_Directions_
Give the part of the entries that opens with the line containing "Patent image size: (594, 497)." and closes with the line containing "The pocket 28 is at (303, 243).", both lines included, as a numbered list with blank lines left out.

-- Start Task data --

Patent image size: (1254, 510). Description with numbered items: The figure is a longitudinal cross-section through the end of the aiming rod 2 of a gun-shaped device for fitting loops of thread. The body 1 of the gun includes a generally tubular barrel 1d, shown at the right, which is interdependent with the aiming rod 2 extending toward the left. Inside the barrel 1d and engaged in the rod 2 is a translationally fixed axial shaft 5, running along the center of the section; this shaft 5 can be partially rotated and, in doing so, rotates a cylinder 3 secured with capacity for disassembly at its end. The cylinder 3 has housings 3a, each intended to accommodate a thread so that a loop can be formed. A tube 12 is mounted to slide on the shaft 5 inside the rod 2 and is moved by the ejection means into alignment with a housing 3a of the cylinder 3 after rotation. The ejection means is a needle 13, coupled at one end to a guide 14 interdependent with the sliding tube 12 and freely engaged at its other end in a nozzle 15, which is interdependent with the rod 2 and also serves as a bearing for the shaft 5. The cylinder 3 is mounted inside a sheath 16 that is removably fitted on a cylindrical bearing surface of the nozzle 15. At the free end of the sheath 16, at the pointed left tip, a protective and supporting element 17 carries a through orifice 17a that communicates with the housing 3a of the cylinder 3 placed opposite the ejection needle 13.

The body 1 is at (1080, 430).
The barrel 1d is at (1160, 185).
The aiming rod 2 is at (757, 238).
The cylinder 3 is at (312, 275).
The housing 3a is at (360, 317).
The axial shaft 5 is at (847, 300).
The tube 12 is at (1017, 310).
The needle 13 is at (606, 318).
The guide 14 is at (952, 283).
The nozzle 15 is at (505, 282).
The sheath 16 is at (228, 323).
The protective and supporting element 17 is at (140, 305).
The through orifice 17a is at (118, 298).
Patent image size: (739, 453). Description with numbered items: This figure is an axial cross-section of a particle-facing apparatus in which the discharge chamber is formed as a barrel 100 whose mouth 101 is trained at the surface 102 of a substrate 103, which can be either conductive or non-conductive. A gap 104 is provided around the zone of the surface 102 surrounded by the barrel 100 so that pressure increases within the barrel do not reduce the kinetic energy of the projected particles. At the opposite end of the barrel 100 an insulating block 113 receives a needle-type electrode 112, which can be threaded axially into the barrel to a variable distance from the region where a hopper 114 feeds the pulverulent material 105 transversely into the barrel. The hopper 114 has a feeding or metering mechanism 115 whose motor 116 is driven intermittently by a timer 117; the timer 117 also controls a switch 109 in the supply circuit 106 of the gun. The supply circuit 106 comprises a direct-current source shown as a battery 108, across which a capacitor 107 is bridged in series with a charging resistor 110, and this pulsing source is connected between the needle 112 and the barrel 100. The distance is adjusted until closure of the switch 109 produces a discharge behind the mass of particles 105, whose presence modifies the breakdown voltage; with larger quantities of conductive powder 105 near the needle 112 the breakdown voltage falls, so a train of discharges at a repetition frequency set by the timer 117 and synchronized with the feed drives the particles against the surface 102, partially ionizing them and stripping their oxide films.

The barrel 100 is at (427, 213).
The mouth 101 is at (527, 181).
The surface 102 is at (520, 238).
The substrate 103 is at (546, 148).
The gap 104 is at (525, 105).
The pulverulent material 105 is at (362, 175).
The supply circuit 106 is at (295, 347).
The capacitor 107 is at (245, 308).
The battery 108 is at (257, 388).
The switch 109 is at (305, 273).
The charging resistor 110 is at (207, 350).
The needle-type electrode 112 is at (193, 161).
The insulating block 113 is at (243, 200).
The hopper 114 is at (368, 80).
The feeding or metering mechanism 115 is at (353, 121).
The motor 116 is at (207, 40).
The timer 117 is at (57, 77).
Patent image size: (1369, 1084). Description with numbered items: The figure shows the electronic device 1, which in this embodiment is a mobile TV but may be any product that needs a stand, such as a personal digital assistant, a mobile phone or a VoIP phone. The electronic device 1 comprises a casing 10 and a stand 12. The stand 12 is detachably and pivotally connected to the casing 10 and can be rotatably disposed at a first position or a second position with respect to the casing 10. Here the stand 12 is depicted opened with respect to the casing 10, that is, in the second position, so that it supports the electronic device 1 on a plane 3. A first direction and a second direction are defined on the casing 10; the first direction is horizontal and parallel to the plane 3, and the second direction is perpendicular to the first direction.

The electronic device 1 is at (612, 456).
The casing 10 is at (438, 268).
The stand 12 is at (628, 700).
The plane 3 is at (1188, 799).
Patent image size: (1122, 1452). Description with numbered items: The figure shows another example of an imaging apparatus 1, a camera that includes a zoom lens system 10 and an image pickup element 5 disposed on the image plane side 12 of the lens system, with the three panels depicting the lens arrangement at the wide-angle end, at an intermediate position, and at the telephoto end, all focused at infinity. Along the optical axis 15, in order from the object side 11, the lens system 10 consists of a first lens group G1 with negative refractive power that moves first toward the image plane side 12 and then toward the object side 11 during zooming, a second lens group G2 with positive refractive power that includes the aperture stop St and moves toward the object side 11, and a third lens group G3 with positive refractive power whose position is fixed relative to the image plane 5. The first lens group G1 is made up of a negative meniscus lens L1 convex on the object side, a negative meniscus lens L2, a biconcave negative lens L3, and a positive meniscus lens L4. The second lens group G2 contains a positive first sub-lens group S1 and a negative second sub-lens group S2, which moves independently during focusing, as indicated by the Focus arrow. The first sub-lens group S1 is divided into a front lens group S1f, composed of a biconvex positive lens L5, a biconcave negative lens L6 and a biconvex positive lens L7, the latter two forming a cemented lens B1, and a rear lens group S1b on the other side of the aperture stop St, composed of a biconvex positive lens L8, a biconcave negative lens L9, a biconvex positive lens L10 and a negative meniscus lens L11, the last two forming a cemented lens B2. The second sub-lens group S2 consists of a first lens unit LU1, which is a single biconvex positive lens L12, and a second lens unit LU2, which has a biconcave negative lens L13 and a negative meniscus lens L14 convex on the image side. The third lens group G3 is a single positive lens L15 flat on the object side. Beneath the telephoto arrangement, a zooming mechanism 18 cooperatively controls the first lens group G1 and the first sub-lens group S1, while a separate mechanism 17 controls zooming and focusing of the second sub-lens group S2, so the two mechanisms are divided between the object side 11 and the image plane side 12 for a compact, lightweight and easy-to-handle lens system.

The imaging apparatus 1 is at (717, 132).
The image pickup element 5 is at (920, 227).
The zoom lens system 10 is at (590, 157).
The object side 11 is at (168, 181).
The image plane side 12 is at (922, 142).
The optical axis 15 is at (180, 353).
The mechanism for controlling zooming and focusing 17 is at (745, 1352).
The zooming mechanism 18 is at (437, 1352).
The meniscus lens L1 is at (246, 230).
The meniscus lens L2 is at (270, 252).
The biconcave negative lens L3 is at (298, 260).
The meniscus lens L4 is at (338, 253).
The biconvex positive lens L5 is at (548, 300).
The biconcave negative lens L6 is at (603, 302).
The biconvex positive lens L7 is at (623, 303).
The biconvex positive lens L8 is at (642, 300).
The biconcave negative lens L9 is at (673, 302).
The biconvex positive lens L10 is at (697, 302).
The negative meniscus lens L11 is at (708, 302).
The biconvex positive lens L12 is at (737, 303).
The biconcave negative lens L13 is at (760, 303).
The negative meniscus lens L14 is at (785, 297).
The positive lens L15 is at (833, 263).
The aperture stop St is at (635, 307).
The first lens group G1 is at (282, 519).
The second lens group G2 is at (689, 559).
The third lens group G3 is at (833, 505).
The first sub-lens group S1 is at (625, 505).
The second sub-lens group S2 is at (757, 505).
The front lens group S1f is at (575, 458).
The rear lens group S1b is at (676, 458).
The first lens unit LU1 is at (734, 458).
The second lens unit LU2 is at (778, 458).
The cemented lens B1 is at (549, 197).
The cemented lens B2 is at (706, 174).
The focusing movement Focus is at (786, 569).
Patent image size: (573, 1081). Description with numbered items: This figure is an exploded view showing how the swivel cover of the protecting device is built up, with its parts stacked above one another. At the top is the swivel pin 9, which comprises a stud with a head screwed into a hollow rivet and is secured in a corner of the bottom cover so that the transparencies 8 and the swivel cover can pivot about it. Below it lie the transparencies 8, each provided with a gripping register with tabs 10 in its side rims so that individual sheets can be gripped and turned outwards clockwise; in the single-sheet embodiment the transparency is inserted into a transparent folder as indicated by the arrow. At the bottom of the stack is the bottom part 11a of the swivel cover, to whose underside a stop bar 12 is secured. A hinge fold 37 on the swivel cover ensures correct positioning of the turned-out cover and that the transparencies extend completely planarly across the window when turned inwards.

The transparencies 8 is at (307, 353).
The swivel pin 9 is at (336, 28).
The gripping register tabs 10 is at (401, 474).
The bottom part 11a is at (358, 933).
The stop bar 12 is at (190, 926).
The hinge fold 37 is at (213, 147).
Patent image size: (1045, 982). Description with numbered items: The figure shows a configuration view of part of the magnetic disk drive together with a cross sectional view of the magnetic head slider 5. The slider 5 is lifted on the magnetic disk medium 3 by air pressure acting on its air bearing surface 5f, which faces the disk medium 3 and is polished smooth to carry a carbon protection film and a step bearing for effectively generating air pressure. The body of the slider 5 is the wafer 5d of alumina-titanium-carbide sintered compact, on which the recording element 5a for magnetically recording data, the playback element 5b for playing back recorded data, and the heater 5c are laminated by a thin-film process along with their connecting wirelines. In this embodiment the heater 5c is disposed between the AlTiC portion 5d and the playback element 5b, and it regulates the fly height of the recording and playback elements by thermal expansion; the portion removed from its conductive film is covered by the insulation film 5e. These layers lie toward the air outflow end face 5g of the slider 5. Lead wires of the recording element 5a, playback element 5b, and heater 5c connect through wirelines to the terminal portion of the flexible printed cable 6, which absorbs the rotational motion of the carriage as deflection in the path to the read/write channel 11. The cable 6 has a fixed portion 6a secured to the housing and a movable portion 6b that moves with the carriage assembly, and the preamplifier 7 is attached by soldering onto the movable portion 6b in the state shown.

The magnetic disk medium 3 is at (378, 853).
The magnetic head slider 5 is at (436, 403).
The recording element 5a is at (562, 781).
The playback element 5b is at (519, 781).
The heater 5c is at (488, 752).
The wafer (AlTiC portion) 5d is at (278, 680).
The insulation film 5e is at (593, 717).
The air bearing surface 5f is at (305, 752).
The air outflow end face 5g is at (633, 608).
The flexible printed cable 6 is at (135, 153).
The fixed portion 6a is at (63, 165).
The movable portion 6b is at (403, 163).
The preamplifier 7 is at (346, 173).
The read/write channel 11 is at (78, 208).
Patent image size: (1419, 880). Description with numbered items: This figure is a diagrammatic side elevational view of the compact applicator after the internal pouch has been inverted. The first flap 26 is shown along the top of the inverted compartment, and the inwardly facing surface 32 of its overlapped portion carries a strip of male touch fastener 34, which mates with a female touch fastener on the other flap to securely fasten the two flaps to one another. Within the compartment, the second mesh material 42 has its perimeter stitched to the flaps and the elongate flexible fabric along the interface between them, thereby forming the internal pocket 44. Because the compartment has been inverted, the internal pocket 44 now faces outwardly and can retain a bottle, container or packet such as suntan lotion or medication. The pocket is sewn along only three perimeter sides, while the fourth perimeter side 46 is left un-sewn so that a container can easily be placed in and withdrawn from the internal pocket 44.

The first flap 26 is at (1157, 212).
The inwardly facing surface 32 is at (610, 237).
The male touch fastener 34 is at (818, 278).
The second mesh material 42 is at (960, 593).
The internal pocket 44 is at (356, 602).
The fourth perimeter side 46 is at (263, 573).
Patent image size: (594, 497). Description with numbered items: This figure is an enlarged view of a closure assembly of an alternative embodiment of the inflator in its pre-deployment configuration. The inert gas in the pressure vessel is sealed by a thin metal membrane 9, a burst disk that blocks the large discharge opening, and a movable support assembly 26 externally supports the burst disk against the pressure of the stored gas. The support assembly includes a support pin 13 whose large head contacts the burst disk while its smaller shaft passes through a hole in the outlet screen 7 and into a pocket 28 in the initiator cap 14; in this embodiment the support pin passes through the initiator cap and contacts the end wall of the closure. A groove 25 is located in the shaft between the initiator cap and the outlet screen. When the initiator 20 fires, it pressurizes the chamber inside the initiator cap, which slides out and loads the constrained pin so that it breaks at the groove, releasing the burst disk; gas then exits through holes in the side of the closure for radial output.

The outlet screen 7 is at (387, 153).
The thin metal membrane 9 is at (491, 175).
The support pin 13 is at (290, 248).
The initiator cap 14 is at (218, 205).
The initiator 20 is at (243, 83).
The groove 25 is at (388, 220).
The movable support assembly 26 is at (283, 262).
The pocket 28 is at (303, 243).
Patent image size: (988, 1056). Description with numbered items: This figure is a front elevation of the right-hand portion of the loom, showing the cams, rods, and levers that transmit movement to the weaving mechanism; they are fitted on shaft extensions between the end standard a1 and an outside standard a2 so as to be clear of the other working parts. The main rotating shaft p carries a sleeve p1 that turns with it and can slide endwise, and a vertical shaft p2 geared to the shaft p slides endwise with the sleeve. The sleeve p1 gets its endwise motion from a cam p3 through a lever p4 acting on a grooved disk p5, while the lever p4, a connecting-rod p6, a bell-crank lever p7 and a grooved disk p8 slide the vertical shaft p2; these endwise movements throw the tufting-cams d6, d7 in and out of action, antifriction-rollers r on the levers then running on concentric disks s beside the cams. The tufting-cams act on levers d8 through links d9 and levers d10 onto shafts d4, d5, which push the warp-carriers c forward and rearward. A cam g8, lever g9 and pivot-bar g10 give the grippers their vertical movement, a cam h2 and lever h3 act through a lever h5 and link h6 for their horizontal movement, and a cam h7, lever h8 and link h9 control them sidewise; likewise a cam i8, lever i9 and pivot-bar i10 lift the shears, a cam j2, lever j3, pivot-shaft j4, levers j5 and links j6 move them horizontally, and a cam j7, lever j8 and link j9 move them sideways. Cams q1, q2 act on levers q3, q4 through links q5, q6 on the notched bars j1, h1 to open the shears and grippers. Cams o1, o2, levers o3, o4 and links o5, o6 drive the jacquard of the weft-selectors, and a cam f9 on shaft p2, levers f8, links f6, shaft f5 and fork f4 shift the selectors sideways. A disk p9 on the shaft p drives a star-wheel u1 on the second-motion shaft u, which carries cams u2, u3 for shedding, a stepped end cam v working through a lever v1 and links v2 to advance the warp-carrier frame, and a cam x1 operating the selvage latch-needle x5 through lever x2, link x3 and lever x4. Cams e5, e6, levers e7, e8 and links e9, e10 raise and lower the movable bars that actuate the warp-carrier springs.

-- End Task data --

_Solution to this task_
1. Patent image size: (594, 497). Description with numbered items: This figure is an enlarged view of a closure assembly of an alternative embodiment of the inflator in its pre-deployment configuration. The inert gas in the pressure vessel is sealed by a thin metal membrane 9, a burst disk that blocks the large discharge opening, and a movable support assembly 26 externally supports the burst disk against the pressure of the stored gas. The support assembly includes a support pin 13 whose large head contacts the burst disk while its smaller shaft passes through a hole in the outlet screen 7 and into a pocket 28 in the initiator cap 14; in this embodiment the support pin passes through the initiator cap and contacts the end wall of the closure. A groove 25 is located in the shaft between the initiator cap and the outlet screen. When the initiator 20 fires, it pressurizes the chamber inside the initiator cap, which slides out and loads the constrained pin so that it breaks at the groove, releasing the burst disk; gas then exits through holes in the side of the closure for radial output.
2. The outlet screen 7 is at (387, 153).
3. The thin metal membrane 9 is at (491, 175).
4. The support pin 13 is at (290, 248).
5. The initiator cap 14 is at (218, 205).
6. The initiator 20 is at (243, 83).
7. The groove 25 is at (388, 220).
8. The movable support assembly 26 is at (283, 262).
9. The pocket 28 is at (303, 243).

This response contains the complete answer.